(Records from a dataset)
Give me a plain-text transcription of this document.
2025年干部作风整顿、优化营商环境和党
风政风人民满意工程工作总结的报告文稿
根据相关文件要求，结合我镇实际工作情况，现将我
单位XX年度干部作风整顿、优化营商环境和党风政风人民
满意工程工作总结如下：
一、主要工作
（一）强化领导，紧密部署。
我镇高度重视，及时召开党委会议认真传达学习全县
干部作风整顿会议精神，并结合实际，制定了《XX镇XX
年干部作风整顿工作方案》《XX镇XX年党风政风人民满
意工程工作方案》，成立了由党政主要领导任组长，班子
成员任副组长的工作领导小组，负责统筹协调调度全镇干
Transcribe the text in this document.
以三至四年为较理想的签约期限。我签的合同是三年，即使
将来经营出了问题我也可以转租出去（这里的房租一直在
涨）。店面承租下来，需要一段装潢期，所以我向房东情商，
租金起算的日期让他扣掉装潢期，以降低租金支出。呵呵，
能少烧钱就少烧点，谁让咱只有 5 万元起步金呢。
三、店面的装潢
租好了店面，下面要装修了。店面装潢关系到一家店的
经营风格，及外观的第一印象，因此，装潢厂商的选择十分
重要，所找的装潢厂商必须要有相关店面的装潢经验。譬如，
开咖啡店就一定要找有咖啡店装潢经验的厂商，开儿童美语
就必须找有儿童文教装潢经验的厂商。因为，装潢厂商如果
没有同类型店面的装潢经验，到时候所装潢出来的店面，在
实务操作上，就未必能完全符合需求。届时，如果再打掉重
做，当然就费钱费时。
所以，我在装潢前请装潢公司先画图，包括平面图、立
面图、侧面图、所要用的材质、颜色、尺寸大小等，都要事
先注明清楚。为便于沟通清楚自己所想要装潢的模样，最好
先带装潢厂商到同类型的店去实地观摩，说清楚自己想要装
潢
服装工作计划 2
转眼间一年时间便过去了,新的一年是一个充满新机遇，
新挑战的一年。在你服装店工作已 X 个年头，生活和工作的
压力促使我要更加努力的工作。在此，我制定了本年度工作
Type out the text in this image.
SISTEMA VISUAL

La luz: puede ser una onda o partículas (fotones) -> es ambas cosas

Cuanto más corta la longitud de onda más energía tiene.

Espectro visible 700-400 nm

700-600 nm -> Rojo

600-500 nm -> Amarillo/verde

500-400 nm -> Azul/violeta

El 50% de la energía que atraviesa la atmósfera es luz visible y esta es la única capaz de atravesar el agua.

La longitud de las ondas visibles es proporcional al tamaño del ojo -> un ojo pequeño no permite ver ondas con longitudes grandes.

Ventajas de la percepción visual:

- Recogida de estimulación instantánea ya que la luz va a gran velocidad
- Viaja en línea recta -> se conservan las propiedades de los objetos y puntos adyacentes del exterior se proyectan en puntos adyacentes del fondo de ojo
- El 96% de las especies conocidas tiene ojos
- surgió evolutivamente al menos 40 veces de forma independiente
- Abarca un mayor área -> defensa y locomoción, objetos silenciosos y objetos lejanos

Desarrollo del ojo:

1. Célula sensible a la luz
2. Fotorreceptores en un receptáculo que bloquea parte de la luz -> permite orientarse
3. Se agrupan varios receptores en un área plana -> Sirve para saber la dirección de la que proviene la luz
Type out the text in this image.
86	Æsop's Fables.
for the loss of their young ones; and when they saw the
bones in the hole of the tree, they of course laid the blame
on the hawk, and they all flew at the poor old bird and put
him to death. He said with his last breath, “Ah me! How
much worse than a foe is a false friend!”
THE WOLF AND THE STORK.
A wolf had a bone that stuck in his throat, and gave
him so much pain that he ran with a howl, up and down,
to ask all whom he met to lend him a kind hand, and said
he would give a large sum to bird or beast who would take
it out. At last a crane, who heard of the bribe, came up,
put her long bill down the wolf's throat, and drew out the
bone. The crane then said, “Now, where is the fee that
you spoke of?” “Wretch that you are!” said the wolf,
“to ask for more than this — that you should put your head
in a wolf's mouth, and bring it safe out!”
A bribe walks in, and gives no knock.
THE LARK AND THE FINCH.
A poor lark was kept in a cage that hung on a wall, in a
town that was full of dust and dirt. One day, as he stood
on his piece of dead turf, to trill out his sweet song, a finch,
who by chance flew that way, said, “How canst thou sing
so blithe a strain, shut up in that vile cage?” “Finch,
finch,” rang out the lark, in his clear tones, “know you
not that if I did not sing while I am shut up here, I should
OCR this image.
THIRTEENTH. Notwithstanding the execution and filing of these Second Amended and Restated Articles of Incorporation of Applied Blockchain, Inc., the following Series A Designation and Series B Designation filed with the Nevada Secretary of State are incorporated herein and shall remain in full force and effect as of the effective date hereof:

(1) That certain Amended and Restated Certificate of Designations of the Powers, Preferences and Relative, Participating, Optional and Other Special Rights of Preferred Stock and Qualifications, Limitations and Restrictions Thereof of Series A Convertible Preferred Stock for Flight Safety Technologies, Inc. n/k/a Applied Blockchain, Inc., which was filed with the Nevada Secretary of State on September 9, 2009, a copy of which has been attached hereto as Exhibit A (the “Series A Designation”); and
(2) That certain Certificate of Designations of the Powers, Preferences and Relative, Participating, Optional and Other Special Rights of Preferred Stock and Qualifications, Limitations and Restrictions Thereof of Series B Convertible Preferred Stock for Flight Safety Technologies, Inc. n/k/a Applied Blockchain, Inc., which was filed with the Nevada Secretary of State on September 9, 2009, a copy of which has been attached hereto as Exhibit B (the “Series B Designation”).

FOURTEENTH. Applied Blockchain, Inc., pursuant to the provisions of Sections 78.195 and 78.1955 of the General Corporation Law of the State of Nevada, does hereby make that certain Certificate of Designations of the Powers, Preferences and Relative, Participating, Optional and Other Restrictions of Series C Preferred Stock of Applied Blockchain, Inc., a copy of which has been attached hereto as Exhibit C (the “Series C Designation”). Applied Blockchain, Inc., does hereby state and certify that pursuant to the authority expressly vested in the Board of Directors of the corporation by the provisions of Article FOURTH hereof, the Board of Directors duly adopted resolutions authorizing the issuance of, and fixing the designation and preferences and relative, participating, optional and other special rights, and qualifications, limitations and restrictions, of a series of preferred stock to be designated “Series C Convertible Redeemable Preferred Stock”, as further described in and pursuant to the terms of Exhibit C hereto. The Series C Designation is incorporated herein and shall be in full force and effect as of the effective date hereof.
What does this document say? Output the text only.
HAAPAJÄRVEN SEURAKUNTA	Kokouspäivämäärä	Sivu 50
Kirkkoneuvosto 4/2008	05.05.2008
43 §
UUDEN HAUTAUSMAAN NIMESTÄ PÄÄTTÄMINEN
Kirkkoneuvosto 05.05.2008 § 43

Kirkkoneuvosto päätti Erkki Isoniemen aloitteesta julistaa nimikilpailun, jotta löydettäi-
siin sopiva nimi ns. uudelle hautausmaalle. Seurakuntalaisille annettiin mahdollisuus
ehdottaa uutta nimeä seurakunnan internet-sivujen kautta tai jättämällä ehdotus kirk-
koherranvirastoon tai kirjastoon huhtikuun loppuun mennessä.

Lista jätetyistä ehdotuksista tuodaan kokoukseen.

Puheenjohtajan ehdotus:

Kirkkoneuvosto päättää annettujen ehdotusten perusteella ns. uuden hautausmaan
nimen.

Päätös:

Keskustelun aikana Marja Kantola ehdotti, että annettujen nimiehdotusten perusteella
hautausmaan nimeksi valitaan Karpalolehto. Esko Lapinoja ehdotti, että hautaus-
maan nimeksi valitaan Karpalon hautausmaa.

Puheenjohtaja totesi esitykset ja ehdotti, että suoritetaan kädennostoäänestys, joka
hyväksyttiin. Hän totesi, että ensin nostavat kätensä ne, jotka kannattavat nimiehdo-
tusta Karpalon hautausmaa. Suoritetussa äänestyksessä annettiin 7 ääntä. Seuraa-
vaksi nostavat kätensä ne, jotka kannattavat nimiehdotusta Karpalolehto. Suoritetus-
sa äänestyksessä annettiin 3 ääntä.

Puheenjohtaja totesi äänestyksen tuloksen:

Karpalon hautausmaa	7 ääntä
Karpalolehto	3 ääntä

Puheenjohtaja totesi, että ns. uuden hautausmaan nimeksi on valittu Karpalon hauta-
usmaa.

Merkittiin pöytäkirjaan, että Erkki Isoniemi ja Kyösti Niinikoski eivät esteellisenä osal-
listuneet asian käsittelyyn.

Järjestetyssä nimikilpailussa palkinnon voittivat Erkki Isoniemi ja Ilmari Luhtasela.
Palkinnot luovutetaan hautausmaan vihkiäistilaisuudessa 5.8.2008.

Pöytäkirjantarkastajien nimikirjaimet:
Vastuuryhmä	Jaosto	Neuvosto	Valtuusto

What you will do: In the records above, find the lines containing "Kirkkoneuvosto" and copy them.

Answer to the task:
Kirkkoneuvosto 4/2008	05.05.2008
Kirkkoneuvosto 05.05.2008 § 43
Kirkkoneuvosto päätti Erkki Isoniemen aloitteesta julistaa nimikilpailun, jotta löydettäi-
Kirkkoneuvosto päättää annettujen ehdotusten perusteella ns. uuden hautausmaan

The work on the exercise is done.